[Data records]
==============================
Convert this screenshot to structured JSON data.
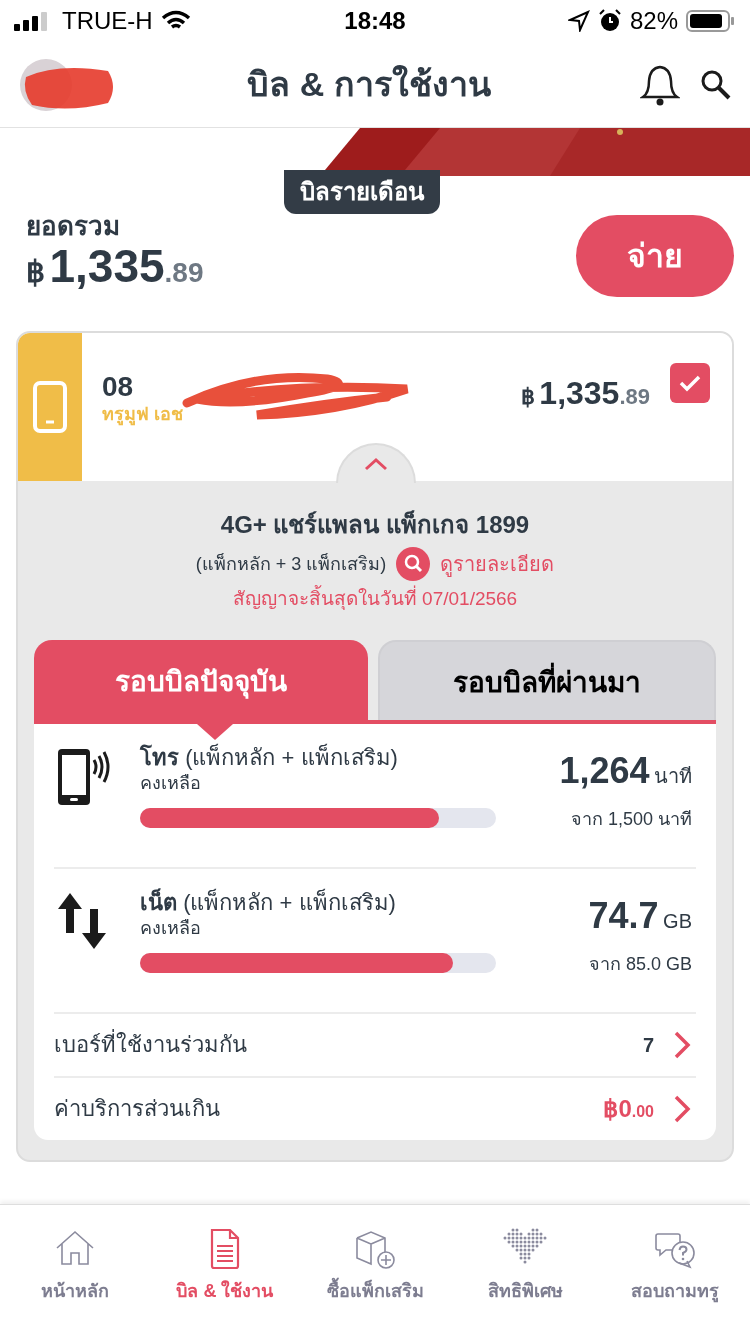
{
  "status_bar": {
    "carrier": "TRUE-H",
    "time": "18:48",
    "battery": "82%"
  },
  "header": {
    "title": "บิล & การใช้งาน"
  },
  "bill_tag": "บิลรายเดือน",
  "total": {
    "label": "ยอดรวม",
    "currency": "฿",
    "amount": "1,335",
    "decimals": ".89",
    "pay_button": "จ่าย"
  },
  "account": {
    "number": "08",
    "operator": "ทรูมูฟ เอช",
    "currency": "฿",
    "amount": "1,335",
    "decimals": ".89",
    "checked": true,
    "expanded": true
  },
  "package": {
    "name": "4G+ แชร์แพลน แพ็กเกจ 1899",
    "addons": "(แพ็กหลัก + 3 แพ็กเสริม)",
    "details_link": "ดูรายละเอียด",
    "contract": "สัญญาจะสิ้นสุดในวันที่ 07/01/2566"
  },
  "tabs": [
    {
      "label": "รอบบิลปัจจุบัน",
      "selected": true
    },
    {
      "label": "รอบบิลที่ผ่านมา",
      "selected": false
    }
  ],
  "usage": [
    {
      "kind": "call",
      "title": "โทร",
      "subtitle": "(แพ็กหลัก + แพ็กเสริม)",
      "remaining_label": "คงเหลือ",
      "value": "1,264",
      "unit": "นาที",
      "total": "จาก 1,500 นาที",
      "level": 0.84
    },
    {
      "kind": "data",
      "title": "เน็ต",
      "subtitle": "(แพ็กหลัก + แพ็กเสริม)",
      "remaining_label": "คงเหลือ",
      "value": "74.7",
      "unit": "GB",
      "total": "จาก 85.0 GB",
      "level": 0.88
    }
  ],
  "links": [
    {
      "kind": "count",
      "label": "เบอร์ที่ใช้งานร่วมกัน",
      "value": "7"
    },
    {
      "kind": "money",
      "label": "ค่าบริการส่วนเกิน",
      "currency": "฿",
      "value": "0",
      "decimals": ".00"
    }
  ],
  "nav": [
    {
      "kind": "home",
      "label": "หน้าหลัก",
      "selected": false
    },
    {
      "kind": "bill",
      "label": "บิล & ใช้งาน",
      "selected": true
    },
    {
      "kind": "package",
      "label": "ซื้อแพ็กเสริม",
      "selected": false
    },
    {
      "kind": "privilege",
      "label": "สิทธิพิเศษ",
      "selected": false
    },
    {
      "kind": "help",
      "label": "สอบถามทรู",
      "selected": false
    }
  ]
}
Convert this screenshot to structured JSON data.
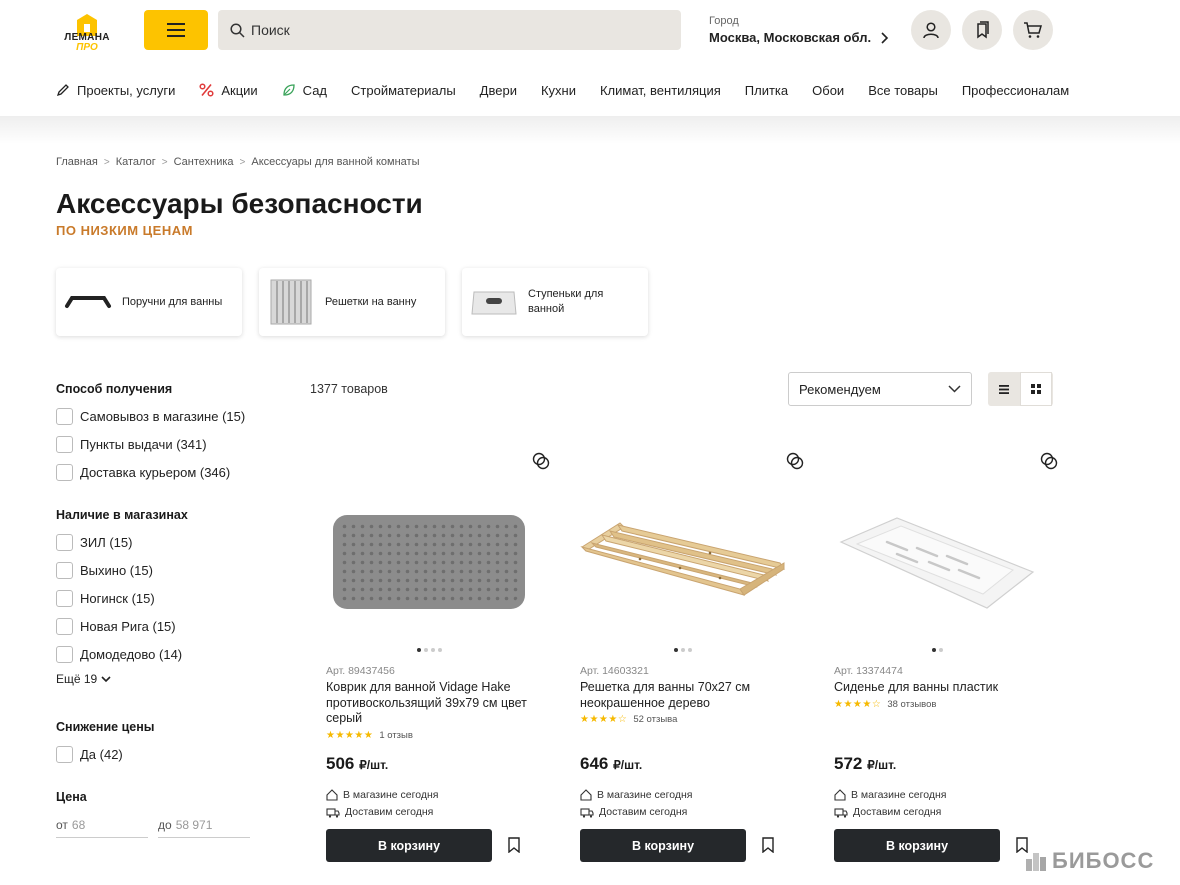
{
  "header": {
    "logo_line1": "ЛЕМАНА",
    "logo_line2": "ПРО",
    "search_placeholder": "Поиск",
    "city_label": "Город",
    "city_value": "Москва, Московская обл.",
    "brand_color": "#fdc300"
  },
  "nav": [
    {
      "label": "Проекты, услуги",
      "icon": "pencil-icon"
    },
    {
      "label": "Акции",
      "icon": "percent-icon"
    },
    {
      "label": "Сад",
      "icon": "leaf-icon"
    },
    {
      "label": "Стройматериалы"
    },
    {
      "label": "Двери"
    },
    {
      "label": "Кухни"
    },
    {
      "label": "Климат, вентиляция"
    },
    {
      "label": "Плитка"
    },
    {
      "label": "Обои"
    },
    {
      "label": "Все товары"
    },
    {
      "label": "Профессионалам"
    }
  ],
  "breadcrumb": [
    "Главная",
    "Каталог",
    "Сантехника",
    "Аксессуары для ванной комнаты"
  ],
  "page": {
    "title": "Аксессуары безопасности",
    "subtitle": "ПО НИЗКИМ ЦЕНАМ"
  },
  "categories": [
    {
      "label": "Поручни для ванны"
    },
    {
      "label": "Решетки на ванну"
    },
    {
      "label": "Ступеньки для ванной"
    }
  ],
  "filters": {
    "delivery": {
      "title": "Способ получения",
      "options": [
        "Самовывоз в магазине (15)",
        "Пункты выдачи (341)",
        "Доставка курьером (346)"
      ]
    },
    "stores": {
      "title": "Наличие в магазинах",
      "options": [
        "ЗИЛ (15)",
        "Выхино (15)",
        "Ногинск (15)",
        "Новая Рига (15)",
        "Домодедово (14)"
      ],
      "more": "Ещё 19"
    },
    "discount": {
      "title": "Снижение цены",
      "options": [
        "Да (42)"
      ]
    },
    "price": {
      "title": "Цена",
      "from_label": "от",
      "from_value": "68",
      "to_label": "до",
      "to_value": "58 971"
    }
  },
  "listing": {
    "count": "1377 товаров",
    "sort": "Рекомендуем"
  },
  "products": [
    {
      "art": "Арт. 89437456",
      "name": "Коврик для ванной Vidage Hake противоскользящий 39x79 см цвет серый",
      "stars": "★★★★★",
      "rating": 5,
      "reviews": "1 отзыв",
      "price": "506",
      "unit": "₽/шт.",
      "store": "В магазине сегодня",
      "delivery": "Доставим сегодня",
      "button": "В корзину",
      "image_dots": 4,
      "active_dot": 0
    },
    {
      "art": "Арт. 14603321",
      "name": "Решетка для ванны 70x27 см неокрашенное дерево",
      "stars": "★★★★☆",
      "rating": 3.5,
      "reviews": "52 отзыва",
      "price": "646",
      "unit": "₽/шт.",
      "store": "В магазине сегодня",
      "delivery": "Доставим сегодня",
      "button": "В корзину",
      "image_dots": 3,
      "active_dot": 0
    },
    {
      "art": "Арт. 13374474",
      "name": "Сиденье для ванны пластик",
      "stars": "★★★★☆",
      "rating": 3.5,
      "reviews": "38 отзывов",
      "price": "572",
      "unit": "₽/шт.",
      "store": "В магазине сегодня",
      "delivery": "Доставим сегодня",
      "button": "В корзину",
      "image_dots": 2,
      "active_dot": 0
    }
  ],
  "watermark": "БИБОСС"
}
==============================
Task to complete:
Give the number of lines in the entries above that include the string "ванной". No other output is expected.

The solution:
3